■ Short problem: Of all the lines in the data below, how many contain "type"? Report that number alone.

■ Raw records:
--- start ---
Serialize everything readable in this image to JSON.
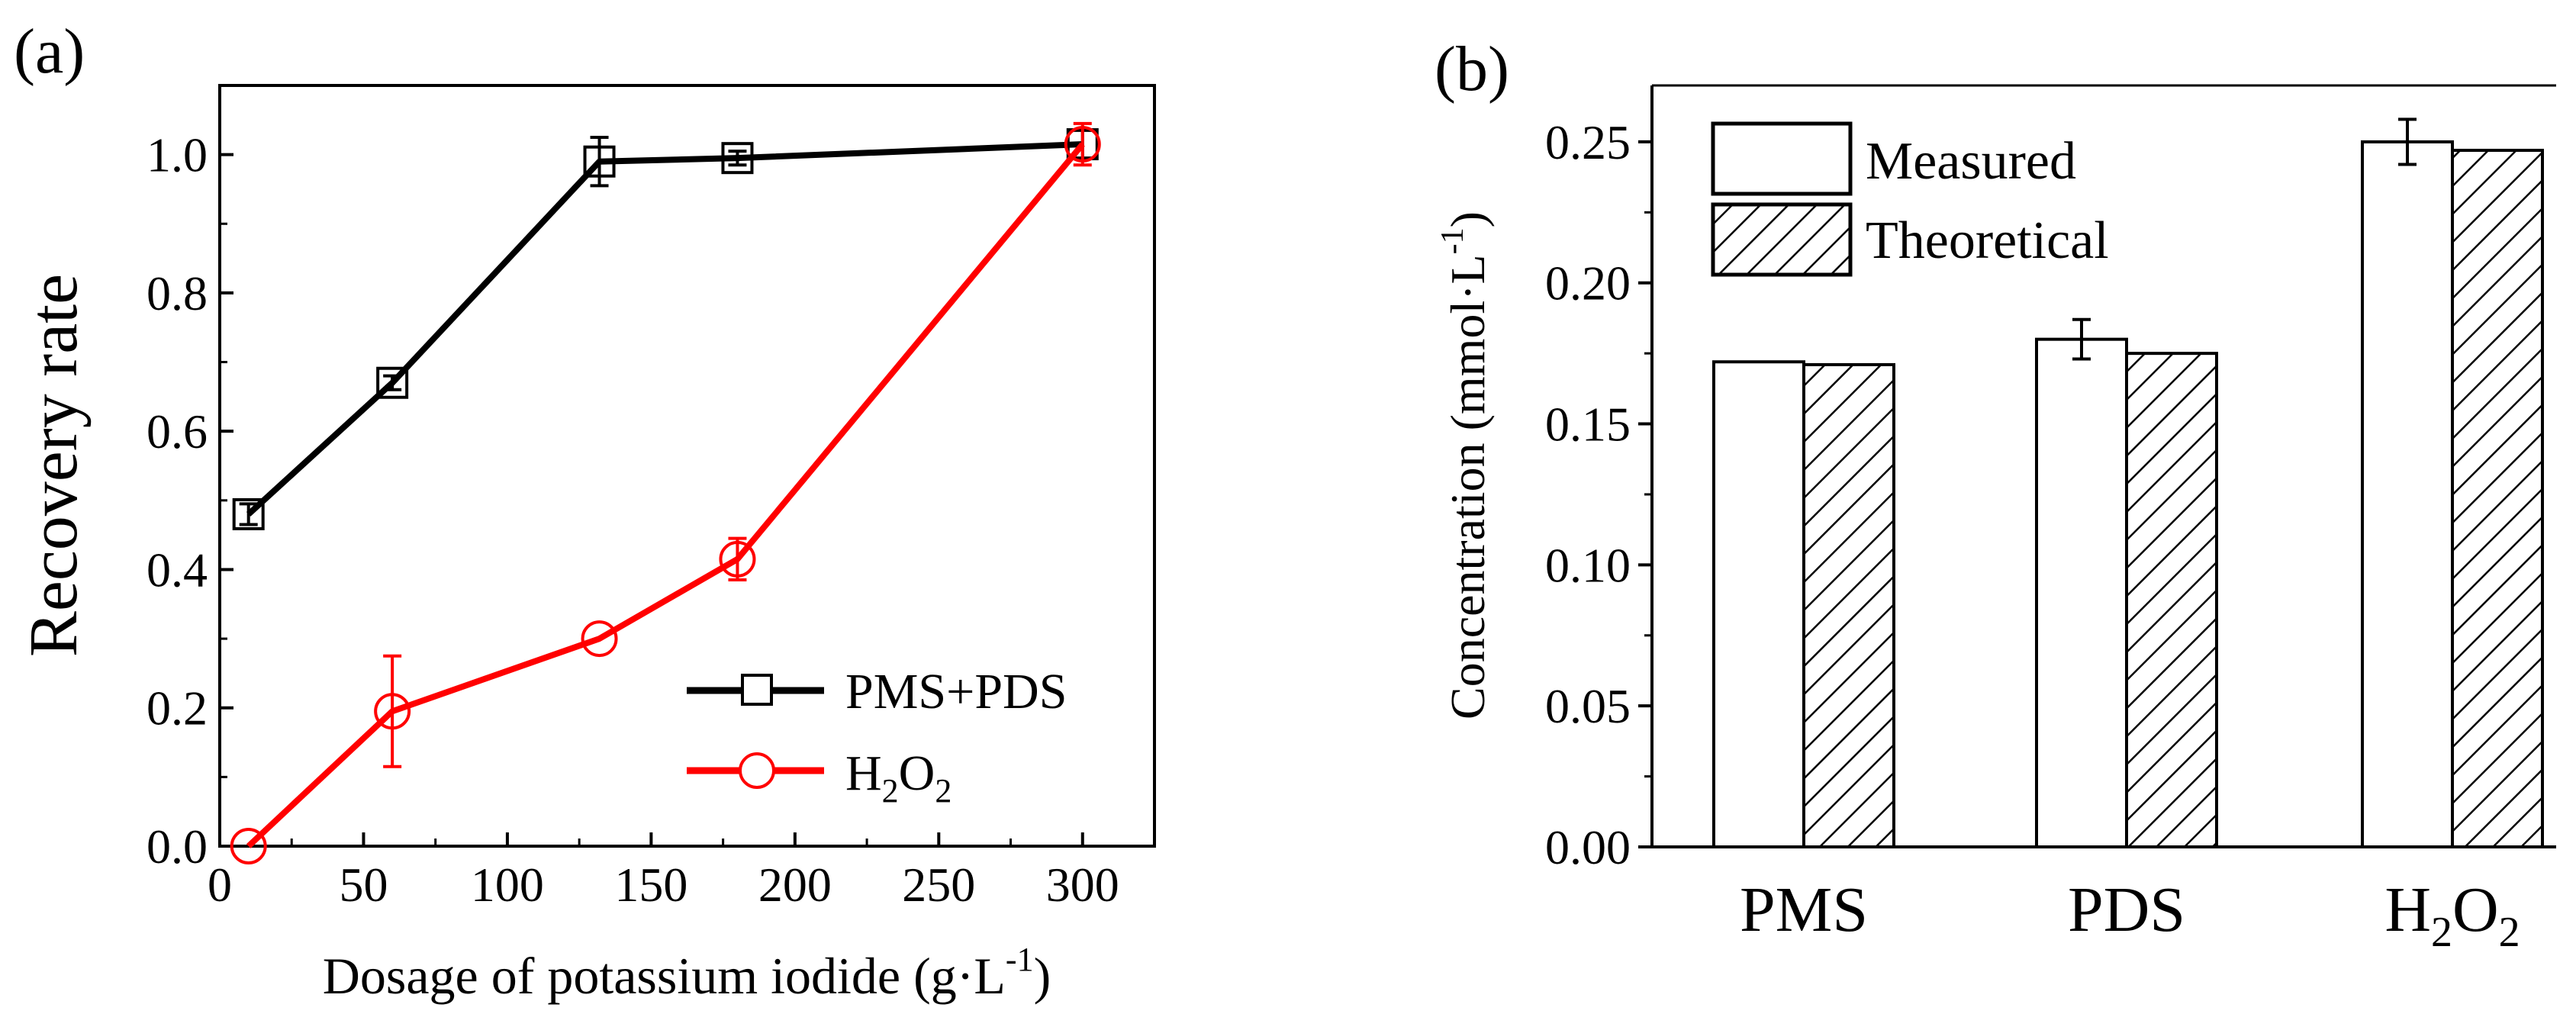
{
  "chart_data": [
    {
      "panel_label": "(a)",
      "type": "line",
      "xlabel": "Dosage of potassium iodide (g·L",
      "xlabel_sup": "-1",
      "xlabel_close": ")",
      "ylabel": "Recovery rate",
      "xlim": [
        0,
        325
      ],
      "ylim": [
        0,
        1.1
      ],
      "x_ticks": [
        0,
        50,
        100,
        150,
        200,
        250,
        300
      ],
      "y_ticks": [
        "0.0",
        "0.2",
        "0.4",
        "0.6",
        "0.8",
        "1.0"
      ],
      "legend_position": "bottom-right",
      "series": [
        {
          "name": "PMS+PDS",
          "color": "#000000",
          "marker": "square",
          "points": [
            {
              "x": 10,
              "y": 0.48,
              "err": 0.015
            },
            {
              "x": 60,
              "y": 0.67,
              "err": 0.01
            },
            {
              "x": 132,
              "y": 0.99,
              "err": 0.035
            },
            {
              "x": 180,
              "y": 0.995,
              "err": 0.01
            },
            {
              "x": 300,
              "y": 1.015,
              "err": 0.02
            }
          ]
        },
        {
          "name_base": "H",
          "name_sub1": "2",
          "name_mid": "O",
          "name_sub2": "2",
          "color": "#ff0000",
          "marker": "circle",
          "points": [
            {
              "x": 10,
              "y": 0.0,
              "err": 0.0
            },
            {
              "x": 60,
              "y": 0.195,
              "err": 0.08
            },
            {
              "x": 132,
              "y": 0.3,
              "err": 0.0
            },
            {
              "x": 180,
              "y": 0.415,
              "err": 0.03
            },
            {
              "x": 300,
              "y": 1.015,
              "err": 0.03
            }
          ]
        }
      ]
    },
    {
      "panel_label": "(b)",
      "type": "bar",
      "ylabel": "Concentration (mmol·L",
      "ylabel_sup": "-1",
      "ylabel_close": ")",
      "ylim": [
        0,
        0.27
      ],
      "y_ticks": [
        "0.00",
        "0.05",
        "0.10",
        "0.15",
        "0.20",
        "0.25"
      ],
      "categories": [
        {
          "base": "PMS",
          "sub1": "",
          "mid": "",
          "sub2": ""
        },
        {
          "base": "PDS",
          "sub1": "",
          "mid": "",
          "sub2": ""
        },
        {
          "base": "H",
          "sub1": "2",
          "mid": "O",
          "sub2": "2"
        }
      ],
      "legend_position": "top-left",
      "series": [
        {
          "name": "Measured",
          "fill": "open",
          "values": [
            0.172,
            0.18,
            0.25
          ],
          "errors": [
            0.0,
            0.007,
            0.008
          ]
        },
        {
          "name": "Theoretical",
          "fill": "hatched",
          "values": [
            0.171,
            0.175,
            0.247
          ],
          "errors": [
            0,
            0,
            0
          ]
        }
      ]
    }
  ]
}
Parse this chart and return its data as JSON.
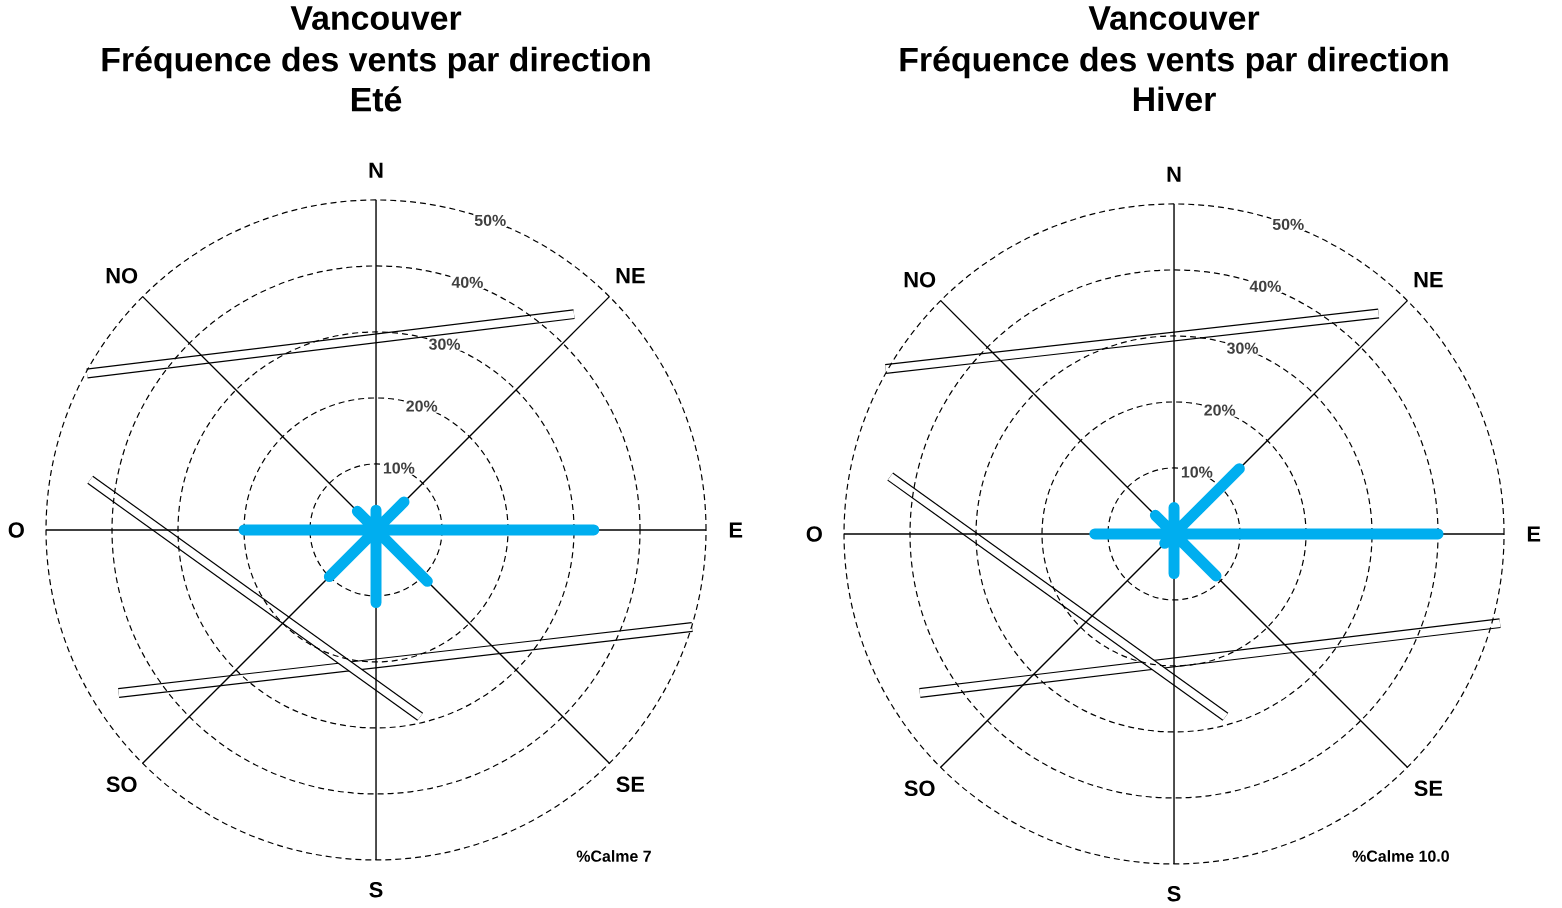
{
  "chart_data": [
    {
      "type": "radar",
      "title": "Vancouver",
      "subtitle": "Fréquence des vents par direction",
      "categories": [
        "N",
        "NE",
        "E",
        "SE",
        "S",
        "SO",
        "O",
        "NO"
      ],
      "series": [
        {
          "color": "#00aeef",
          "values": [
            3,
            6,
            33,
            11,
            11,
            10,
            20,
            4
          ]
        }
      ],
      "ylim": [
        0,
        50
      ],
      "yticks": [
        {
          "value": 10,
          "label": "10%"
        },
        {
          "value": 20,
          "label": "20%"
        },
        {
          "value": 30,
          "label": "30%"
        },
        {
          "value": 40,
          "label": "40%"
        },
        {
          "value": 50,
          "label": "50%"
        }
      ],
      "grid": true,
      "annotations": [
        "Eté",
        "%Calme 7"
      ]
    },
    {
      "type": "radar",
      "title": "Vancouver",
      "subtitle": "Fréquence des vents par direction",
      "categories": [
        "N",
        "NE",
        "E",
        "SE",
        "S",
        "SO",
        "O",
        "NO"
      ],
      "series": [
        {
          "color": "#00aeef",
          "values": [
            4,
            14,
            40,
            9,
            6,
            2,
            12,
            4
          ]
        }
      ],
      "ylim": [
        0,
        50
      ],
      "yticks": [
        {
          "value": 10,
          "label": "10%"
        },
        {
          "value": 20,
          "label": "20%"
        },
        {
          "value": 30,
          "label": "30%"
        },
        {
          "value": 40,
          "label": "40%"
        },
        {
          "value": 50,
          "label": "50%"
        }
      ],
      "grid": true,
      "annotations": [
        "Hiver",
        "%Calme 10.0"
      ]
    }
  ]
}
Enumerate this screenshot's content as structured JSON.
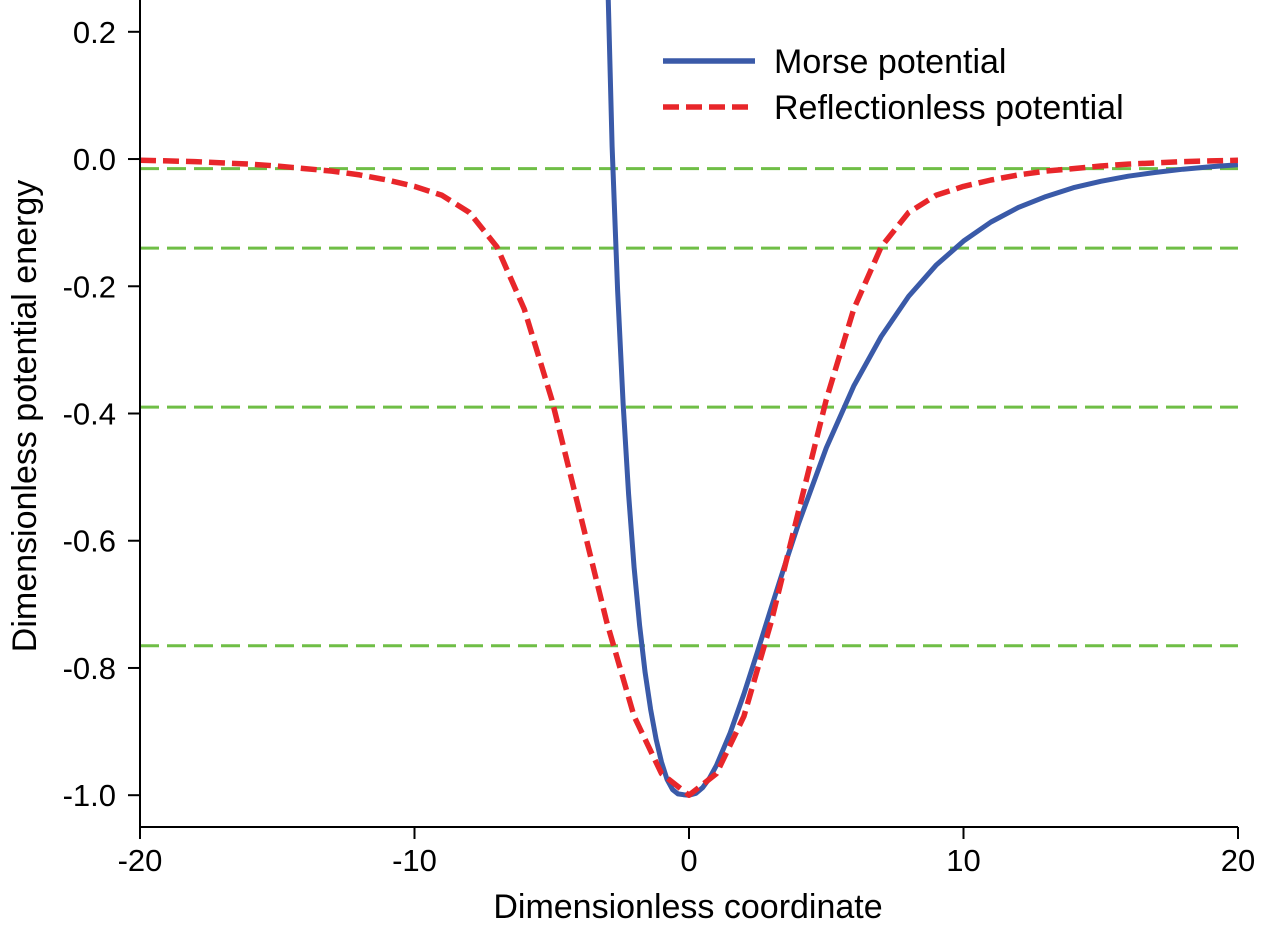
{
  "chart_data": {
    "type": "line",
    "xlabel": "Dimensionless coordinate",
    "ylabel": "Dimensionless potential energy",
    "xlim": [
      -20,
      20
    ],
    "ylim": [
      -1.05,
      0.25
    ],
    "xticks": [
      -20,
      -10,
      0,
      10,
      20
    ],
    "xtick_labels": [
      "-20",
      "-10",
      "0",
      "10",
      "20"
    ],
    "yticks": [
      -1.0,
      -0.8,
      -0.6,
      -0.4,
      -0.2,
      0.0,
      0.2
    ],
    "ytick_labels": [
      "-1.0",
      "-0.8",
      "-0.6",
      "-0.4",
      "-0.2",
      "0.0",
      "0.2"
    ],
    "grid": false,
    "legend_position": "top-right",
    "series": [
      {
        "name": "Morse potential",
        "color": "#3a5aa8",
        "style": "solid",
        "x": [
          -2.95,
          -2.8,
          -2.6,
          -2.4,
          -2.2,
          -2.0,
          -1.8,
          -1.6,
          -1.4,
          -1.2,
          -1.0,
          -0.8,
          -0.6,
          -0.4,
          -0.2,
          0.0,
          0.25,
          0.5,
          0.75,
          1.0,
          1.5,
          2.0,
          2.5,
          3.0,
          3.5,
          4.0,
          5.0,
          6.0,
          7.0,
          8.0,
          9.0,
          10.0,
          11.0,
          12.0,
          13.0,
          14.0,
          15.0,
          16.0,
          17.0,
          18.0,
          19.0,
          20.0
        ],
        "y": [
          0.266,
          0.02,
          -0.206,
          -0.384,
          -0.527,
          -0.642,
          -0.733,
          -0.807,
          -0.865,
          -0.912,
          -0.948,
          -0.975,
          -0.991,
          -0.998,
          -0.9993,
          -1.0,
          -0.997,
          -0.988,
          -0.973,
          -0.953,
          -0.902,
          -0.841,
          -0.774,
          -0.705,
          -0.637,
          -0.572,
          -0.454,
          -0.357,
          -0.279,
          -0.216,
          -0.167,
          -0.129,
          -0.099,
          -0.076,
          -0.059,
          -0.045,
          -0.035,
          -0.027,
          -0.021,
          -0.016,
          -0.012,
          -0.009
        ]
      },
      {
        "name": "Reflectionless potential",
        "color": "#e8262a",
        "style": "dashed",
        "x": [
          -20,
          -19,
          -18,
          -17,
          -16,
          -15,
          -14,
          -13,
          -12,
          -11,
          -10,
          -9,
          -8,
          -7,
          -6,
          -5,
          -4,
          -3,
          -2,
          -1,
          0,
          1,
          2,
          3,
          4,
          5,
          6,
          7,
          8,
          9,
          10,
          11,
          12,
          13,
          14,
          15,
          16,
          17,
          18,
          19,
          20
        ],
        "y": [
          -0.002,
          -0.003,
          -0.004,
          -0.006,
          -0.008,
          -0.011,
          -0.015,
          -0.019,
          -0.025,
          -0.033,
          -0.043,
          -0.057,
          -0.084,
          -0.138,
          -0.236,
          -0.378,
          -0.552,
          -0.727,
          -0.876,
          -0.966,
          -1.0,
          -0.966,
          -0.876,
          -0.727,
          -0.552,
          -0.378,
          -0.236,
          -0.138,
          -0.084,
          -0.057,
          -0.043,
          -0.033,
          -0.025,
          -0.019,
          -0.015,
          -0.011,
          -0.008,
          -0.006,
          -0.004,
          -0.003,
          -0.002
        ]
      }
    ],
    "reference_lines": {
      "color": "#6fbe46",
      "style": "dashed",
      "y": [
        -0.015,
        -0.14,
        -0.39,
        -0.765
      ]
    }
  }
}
--- end ---
■ Response below: 5